━━━━━ DATA SHOWN

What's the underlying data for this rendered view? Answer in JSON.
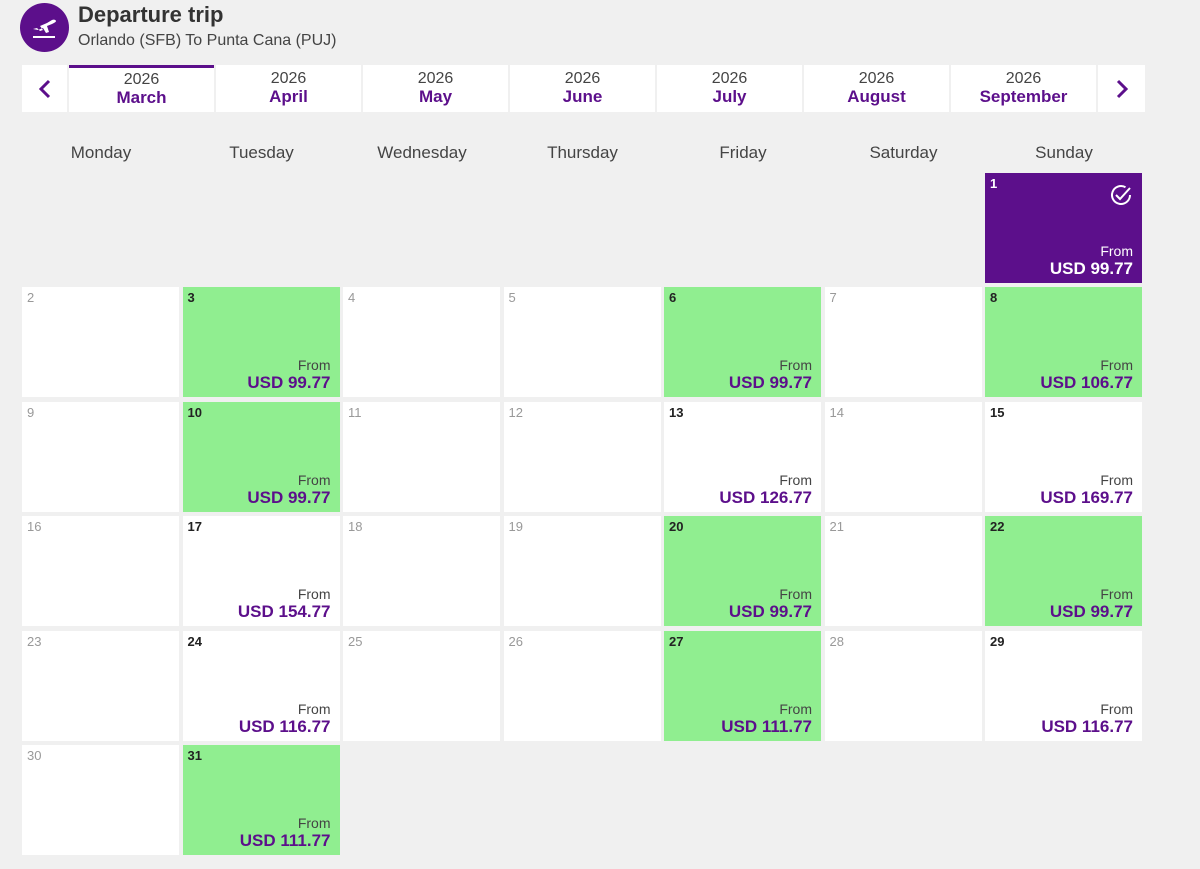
{
  "header": {
    "title": "Departure trip",
    "route": "Orlando (SFB) To Punta Cana (PUJ)",
    "icon": "airplane-takeoff-icon",
    "accent_color": "#5c0f8b"
  },
  "months": [
    {
      "year": "2026",
      "name": "March",
      "active": true
    },
    {
      "year": "2026",
      "name": "April",
      "active": false
    },
    {
      "year": "2026",
      "name": "May",
      "active": false
    },
    {
      "year": "2026",
      "name": "June",
      "active": false
    },
    {
      "year": "2026",
      "name": "July",
      "active": false
    },
    {
      "year": "2026",
      "name": "August",
      "active": false
    },
    {
      "year": "2026",
      "name": "September",
      "active": false
    }
  ],
  "weekdays": [
    "Monday",
    "Tuesday",
    "Wednesday",
    "Thursday",
    "Friday",
    "Saturday",
    "Sunday"
  ],
  "colors": {
    "cheapest": "#90ee90",
    "selected": "#5c0f8b",
    "available": "#ffffff"
  },
  "calendar": {
    "from_label": "From",
    "first_weekday_index": 6,
    "days": [
      {
        "day": "1",
        "status": "selected",
        "price": "USD 99.77"
      },
      {
        "day": "2",
        "status": "empty"
      },
      {
        "day": "3",
        "status": "cheap",
        "price": "USD 99.77"
      },
      {
        "day": "4",
        "status": "empty"
      },
      {
        "day": "5",
        "status": "empty"
      },
      {
        "day": "6",
        "status": "cheap",
        "price": "USD 99.77"
      },
      {
        "day": "7",
        "status": "empty"
      },
      {
        "day": "8",
        "status": "cheap",
        "price": "USD 106.77"
      },
      {
        "day": "9",
        "status": "empty"
      },
      {
        "day": "10",
        "status": "cheap",
        "price": "USD 99.77"
      },
      {
        "day": "11",
        "status": "empty"
      },
      {
        "day": "12",
        "status": "empty"
      },
      {
        "day": "13",
        "status": "available",
        "price": "USD 126.77"
      },
      {
        "day": "14",
        "status": "empty"
      },
      {
        "day": "15",
        "status": "available",
        "price": "USD 169.77"
      },
      {
        "day": "16",
        "status": "empty"
      },
      {
        "day": "17",
        "status": "available",
        "price": "USD 154.77"
      },
      {
        "day": "18",
        "status": "empty"
      },
      {
        "day": "19",
        "status": "empty"
      },
      {
        "day": "20",
        "status": "cheap",
        "price": "USD 99.77"
      },
      {
        "day": "21",
        "status": "empty"
      },
      {
        "day": "22",
        "status": "cheap",
        "price": "USD 99.77"
      },
      {
        "day": "23",
        "status": "empty"
      },
      {
        "day": "24",
        "status": "available",
        "price": "USD 116.77"
      },
      {
        "day": "25",
        "status": "empty"
      },
      {
        "day": "26",
        "status": "empty"
      },
      {
        "day": "27",
        "status": "cheap",
        "price": "USD 111.77"
      },
      {
        "day": "28",
        "status": "empty"
      },
      {
        "day": "29",
        "status": "available",
        "price": "USD 116.77"
      },
      {
        "day": "30",
        "status": "empty"
      },
      {
        "day": "31",
        "status": "cheap",
        "price": "USD 111.77"
      }
    ]
  }
}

━━━━━━━━━━

Reproduce all of the material above word for word. Omit the pictures.

**WRITTEN SOLUTION**
What's the underlying data for this rendered view? Answer in JSON.
{
  "header": {
    "title": "Departure trip",
    "route": "Orlando (SFB) To Punta Cana (PUJ)",
    "icon": "airplane-takeoff-icon",
    "accent_color": "#5c0f8b"
  },
  "months": [
    {
      "year": "2026",
      "name": "March",
      "active": true
    },
    {
      "year": "2026",
      "name": "April",
      "active": false
    },
    {
      "year": "2026",
      "name": "May",
      "active": false
    },
    {
      "year": "2026",
      "name": "June",
      "active": false
    },
    {
      "year": "2026",
      "name": "July",
      "active": false
    },
    {
      "year": "2026",
      "name": "August",
      "active": false
    },
    {
      "year": "2026",
      "name": "September",
      "active": false
    }
  ],
  "weekdays": [
    "Monday",
    "Tuesday",
    "Wednesday",
    "Thursday",
    "Friday",
    "Saturday",
    "Sunday"
  ],
  "colors": {
    "cheapest": "#90ee90",
    "selected": "#5c0f8b",
    "available": "#ffffff"
  },
  "calendar": {
    "from_label": "From",
    "first_weekday_index": 6,
    "days": [
      {
        "day": "1",
        "status": "selected",
        "price": "USD 99.77"
      },
      {
        "day": "2",
        "status": "empty"
      },
      {
        "day": "3",
        "status": "cheap",
        "price": "USD 99.77"
      },
      {
        "day": "4",
        "status": "empty"
      },
      {
        "day": "5",
        "status": "empty"
      },
      {
        "day": "6",
        "status": "cheap",
        "price": "USD 99.77"
      },
      {
        "day": "7",
        "status": "empty"
      },
      {
        "day": "8",
        "status": "cheap",
        "price": "USD 106.77"
      },
      {
        "day": "9",
        "status": "empty"
      },
      {
        "day": "10",
        "status": "cheap",
        "price": "USD 99.77"
      },
      {
        "day": "11",
        "status": "empty"
      },
      {
        "day": "12",
        "status": "empty"
      },
      {
        "day": "13",
        "status": "available",
        "price": "USD 126.77"
      },
      {
        "day": "14",
        "status": "empty"
      },
      {
        "day": "15",
        "status": "available",
        "price": "USD 169.77"
      },
      {
        "day": "16",
        "status": "empty"
      },
      {
        "day": "17",
        "status": "available",
        "price": "USD 154.77"
      },
      {
        "day": "18",
        "status": "empty"
      },
      {
        "day": "19",
        "status": "empty"
      },
      {
        "day": "20",
        "status": "cheap",
        "price": "USD 99.77"
      },
      {
        "day": "21",
        "status": "empty"
      },
      {
        "day": "22",
        "status": "cheap",
        "price": "USD 99.77"
      },
      {
        "day": "23",
        "status": "empty"
      },
      {
        "day": "24",
        "status": "available",
        "price": "USD 116.77"
      },
      {
        "day": "25",
        "status": "empty"
      },
      {
        "day": "26",
        "status": "empty"
      },
      {
        "day": "27",
        "status": "cheap",
        "price": "USD 111.77"
      },
      {
        "day": "28",
        "status": "empty"
      },
      {
        "day": "29",
        "status": "available",
        "price": "USD 116.77"
      },
      {
        "day": "30",
        "status": "empty"
      },
      {
        "day": "31",
        "status": "cheap",
        "price": "USD 111.77"
      }
    ]
  }
}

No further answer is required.